**REQUIREMENTS**
Count every line of the listing where the string "displ" occurs, and reply with the count alone.

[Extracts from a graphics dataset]
• • • • • • •
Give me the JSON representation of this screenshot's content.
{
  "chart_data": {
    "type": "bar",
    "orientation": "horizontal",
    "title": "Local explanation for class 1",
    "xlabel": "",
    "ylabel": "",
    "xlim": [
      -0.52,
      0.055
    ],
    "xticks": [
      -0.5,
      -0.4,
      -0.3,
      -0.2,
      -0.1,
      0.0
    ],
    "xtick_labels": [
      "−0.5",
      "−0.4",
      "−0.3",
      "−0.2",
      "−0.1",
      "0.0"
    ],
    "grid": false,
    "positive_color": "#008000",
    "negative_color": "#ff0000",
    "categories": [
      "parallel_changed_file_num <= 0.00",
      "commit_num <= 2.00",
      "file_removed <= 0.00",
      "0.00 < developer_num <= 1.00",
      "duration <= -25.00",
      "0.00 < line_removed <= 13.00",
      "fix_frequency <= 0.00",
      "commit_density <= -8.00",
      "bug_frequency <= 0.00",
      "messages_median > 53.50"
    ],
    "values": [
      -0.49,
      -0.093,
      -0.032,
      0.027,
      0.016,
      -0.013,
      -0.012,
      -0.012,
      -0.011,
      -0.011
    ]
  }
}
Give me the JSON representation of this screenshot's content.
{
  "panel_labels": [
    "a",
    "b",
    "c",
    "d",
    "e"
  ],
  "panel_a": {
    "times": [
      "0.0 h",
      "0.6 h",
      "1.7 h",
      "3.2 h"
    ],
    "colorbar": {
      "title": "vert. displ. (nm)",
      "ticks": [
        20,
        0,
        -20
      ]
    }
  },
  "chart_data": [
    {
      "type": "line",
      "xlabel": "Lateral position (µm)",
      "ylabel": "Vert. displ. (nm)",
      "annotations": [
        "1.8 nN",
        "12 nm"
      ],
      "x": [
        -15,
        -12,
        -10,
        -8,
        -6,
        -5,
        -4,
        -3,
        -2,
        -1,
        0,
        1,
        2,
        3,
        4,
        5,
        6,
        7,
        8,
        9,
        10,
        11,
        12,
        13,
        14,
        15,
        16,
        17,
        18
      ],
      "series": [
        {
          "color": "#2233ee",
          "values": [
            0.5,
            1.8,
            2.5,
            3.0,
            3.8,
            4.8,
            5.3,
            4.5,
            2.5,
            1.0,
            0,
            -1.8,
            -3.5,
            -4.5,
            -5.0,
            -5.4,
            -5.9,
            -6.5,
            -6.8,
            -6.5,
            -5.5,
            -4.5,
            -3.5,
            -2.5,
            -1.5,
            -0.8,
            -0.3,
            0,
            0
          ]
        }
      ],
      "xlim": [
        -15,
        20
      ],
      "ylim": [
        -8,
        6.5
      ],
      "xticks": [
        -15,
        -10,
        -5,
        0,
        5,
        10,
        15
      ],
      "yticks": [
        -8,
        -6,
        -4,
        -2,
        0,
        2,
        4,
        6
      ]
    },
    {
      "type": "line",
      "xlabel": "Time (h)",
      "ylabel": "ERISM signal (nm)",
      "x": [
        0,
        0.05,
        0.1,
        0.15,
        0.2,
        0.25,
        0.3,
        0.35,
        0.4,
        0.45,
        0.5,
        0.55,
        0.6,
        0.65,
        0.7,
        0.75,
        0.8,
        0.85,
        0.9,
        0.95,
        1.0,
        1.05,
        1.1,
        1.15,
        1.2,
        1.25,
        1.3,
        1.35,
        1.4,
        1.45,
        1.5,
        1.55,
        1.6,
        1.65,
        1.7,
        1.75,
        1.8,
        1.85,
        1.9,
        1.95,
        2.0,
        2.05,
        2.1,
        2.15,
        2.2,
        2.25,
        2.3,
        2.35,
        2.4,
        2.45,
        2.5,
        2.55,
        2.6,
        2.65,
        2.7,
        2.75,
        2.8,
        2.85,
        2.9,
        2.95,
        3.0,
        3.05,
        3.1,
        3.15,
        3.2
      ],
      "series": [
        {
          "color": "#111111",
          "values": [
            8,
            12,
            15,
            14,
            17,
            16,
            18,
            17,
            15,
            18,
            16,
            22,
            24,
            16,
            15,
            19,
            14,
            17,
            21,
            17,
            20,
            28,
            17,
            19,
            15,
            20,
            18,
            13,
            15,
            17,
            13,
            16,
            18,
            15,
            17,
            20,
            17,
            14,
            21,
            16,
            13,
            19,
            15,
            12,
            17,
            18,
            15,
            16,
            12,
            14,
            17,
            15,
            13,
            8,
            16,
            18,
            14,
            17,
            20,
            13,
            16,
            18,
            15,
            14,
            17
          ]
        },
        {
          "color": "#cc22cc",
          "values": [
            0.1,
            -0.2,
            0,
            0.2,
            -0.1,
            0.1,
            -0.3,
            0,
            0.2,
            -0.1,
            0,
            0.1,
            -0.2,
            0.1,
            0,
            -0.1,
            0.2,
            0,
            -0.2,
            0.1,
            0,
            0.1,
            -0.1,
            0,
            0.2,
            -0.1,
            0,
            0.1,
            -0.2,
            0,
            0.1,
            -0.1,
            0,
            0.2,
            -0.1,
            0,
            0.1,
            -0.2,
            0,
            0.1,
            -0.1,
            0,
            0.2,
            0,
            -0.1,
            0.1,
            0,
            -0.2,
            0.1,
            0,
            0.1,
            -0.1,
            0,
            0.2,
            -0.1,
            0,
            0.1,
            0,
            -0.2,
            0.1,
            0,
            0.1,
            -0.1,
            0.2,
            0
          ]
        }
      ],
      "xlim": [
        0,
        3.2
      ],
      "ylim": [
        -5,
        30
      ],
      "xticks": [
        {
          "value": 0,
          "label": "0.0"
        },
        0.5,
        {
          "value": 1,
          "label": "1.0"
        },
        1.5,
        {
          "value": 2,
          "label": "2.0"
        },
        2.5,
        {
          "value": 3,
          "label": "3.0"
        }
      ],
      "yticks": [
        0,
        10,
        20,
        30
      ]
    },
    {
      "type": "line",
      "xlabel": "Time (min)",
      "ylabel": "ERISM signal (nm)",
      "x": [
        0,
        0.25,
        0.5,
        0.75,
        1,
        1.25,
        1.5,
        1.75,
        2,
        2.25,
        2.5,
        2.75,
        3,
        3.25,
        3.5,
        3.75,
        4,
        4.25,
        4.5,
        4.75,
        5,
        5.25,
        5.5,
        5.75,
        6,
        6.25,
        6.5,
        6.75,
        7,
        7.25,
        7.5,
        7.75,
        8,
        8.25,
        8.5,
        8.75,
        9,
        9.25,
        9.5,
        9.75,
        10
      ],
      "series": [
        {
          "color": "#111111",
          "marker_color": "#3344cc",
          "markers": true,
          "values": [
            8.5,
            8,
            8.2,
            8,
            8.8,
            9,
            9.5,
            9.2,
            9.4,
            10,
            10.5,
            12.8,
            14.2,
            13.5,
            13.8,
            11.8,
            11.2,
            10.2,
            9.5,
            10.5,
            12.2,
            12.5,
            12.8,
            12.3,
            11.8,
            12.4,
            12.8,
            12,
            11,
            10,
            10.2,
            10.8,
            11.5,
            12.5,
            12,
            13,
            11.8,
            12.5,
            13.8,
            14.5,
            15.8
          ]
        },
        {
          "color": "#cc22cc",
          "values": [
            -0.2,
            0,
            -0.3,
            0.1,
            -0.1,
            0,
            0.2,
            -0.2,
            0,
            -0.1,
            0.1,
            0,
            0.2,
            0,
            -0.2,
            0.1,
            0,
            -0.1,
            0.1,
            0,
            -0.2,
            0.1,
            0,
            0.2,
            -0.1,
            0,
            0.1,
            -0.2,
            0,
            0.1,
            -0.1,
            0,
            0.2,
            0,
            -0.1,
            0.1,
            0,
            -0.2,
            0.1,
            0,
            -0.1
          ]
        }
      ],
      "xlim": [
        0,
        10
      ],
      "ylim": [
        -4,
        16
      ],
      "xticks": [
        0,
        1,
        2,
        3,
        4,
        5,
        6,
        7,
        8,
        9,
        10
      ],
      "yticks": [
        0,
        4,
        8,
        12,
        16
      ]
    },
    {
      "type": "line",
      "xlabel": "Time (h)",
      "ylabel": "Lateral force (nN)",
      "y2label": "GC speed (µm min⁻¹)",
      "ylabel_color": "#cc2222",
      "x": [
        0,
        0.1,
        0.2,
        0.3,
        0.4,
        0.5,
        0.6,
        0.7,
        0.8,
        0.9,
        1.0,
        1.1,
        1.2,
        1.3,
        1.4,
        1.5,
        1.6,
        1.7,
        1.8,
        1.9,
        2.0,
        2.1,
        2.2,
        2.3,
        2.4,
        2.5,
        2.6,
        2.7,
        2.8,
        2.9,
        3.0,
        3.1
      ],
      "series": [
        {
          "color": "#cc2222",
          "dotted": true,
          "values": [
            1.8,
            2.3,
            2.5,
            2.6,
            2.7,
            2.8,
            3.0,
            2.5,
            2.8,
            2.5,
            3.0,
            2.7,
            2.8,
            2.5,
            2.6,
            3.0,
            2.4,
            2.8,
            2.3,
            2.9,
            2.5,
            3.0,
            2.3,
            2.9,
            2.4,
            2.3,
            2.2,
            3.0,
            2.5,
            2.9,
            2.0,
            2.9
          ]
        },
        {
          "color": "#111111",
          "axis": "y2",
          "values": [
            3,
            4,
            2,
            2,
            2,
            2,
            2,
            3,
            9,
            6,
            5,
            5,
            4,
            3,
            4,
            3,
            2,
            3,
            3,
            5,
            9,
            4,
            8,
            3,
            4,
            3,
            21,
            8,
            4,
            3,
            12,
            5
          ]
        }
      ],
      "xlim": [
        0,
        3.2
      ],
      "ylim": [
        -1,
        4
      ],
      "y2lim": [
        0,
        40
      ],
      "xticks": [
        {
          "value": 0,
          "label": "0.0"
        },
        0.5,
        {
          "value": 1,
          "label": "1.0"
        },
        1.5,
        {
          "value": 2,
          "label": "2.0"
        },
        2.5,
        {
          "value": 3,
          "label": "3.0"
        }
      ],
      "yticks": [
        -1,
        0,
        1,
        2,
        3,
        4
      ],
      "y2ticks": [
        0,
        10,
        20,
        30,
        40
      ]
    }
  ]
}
• • • • • • •
**RESPONSE TO THIS TASK**
2